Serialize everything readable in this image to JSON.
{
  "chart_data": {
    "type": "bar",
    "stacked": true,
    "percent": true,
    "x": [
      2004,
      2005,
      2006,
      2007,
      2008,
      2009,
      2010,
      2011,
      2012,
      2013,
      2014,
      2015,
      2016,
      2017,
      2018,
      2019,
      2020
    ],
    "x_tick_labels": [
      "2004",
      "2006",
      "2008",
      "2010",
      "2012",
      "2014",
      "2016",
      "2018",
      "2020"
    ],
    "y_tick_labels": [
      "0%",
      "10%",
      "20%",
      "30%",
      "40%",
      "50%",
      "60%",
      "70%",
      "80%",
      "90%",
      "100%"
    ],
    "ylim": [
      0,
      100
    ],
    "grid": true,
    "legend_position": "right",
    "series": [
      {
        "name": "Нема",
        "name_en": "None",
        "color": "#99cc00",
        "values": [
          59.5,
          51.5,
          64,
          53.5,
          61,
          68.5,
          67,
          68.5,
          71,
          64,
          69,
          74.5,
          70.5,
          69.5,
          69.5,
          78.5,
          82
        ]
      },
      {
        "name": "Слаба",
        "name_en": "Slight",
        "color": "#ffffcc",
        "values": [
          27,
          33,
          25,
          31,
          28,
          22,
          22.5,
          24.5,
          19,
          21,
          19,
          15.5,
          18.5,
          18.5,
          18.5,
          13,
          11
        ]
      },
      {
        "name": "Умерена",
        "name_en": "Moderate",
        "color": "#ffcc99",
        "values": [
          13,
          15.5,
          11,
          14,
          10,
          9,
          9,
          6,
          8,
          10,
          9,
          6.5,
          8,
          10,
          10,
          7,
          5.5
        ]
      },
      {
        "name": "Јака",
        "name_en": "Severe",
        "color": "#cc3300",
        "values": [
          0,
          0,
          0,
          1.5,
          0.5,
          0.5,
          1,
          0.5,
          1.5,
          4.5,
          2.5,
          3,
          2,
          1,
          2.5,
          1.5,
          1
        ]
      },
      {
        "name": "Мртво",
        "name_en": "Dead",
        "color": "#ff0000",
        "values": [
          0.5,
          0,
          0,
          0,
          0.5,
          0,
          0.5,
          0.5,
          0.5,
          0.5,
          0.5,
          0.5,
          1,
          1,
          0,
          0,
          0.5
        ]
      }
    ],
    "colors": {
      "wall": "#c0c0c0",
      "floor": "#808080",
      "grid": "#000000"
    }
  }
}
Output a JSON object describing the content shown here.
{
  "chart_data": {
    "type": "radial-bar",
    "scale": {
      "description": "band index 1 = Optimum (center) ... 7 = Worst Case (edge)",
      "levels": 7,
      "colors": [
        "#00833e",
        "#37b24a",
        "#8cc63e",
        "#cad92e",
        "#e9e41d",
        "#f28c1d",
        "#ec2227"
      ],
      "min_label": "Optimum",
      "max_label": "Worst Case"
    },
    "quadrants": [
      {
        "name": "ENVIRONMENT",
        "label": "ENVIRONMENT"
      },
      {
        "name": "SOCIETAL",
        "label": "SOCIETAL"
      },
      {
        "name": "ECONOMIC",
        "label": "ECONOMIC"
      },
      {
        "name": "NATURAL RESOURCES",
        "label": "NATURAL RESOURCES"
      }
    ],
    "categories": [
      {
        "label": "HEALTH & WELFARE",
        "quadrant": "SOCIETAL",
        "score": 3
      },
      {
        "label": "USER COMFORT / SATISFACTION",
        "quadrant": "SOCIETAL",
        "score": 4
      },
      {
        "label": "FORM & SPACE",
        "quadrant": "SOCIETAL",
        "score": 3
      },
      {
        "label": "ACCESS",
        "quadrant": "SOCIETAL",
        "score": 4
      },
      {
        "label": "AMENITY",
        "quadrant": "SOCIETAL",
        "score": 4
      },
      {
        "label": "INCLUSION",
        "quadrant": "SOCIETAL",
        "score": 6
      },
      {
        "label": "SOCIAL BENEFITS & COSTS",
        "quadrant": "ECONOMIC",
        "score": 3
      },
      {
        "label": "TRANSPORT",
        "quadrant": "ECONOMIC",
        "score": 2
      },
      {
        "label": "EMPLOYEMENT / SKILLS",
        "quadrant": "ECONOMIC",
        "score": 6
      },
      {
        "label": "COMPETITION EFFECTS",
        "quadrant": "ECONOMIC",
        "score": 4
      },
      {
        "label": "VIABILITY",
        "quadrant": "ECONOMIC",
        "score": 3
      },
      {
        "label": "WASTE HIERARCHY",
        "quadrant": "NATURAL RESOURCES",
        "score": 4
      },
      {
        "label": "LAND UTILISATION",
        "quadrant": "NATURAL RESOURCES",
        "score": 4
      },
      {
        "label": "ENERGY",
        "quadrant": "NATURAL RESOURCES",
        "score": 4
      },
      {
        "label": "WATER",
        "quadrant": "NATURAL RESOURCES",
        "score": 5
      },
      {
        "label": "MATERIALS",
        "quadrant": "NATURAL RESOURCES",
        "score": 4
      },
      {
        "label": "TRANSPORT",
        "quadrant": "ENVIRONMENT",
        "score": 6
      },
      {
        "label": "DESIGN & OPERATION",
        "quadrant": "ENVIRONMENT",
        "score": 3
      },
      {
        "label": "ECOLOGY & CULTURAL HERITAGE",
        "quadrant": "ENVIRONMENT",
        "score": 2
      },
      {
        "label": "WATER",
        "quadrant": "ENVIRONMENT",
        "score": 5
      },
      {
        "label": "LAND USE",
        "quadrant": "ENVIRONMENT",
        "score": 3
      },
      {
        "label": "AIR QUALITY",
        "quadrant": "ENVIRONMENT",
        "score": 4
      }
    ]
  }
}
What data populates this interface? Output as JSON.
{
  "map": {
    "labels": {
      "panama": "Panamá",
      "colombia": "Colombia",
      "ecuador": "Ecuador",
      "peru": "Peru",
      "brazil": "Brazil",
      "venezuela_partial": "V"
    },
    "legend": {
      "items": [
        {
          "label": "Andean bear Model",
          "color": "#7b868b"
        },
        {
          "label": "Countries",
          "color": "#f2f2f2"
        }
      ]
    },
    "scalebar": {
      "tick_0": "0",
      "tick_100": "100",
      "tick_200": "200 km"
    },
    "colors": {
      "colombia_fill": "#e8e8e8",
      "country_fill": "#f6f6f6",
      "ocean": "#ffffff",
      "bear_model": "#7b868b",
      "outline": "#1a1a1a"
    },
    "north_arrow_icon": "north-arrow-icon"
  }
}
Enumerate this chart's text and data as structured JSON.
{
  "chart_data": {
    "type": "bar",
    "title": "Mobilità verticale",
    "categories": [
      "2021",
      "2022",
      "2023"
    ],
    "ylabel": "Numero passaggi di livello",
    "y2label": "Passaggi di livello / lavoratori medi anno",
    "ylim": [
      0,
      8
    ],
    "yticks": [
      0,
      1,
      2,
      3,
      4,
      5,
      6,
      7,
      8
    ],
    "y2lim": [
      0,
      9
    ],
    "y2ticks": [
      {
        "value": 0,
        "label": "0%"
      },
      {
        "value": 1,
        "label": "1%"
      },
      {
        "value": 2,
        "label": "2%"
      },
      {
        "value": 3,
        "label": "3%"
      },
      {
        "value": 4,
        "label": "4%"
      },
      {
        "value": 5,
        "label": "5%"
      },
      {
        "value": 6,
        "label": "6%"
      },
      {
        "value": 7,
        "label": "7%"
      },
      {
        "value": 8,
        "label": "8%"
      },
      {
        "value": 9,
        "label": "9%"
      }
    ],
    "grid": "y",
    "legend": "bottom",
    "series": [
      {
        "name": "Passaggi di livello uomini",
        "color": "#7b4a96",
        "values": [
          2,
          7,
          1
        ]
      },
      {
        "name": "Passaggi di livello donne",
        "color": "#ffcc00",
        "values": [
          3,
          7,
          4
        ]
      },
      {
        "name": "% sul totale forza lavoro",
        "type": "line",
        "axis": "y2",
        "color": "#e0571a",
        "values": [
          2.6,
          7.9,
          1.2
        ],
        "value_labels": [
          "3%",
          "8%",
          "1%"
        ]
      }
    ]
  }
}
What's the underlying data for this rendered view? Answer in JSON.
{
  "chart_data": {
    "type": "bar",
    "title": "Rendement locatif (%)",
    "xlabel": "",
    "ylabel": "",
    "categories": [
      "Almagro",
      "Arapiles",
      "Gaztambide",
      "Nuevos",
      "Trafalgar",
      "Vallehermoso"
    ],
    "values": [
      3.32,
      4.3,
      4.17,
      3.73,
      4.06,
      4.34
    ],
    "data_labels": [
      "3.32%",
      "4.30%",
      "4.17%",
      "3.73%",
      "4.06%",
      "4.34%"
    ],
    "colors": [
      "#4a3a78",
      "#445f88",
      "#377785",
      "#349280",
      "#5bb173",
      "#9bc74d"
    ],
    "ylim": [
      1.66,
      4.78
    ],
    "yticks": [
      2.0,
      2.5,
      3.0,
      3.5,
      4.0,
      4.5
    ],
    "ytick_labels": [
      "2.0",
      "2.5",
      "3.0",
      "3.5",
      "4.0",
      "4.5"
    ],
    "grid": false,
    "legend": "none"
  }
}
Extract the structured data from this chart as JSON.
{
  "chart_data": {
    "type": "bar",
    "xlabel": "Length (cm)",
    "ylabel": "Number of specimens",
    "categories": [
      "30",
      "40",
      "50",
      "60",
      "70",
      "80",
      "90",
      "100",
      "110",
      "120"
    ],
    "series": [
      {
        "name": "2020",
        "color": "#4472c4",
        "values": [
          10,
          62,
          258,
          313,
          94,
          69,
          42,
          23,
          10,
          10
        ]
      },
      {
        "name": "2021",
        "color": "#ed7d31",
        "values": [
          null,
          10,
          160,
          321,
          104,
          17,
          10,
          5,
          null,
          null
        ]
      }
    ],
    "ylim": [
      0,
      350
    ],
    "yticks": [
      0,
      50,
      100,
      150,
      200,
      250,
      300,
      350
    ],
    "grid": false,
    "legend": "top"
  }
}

== == ==

## DIRECTIVE:
Find the lines above holding the word "this" and show them.

## RESULT:
Serialize everything readable in this image to JSON.
What data populates this interface? Output as JSON.
Enumerate this chart's text and data as structured JSON.
What's the underlying data for this rendered view? Answer in JSON.
Extract the structured data from this chart as JSON.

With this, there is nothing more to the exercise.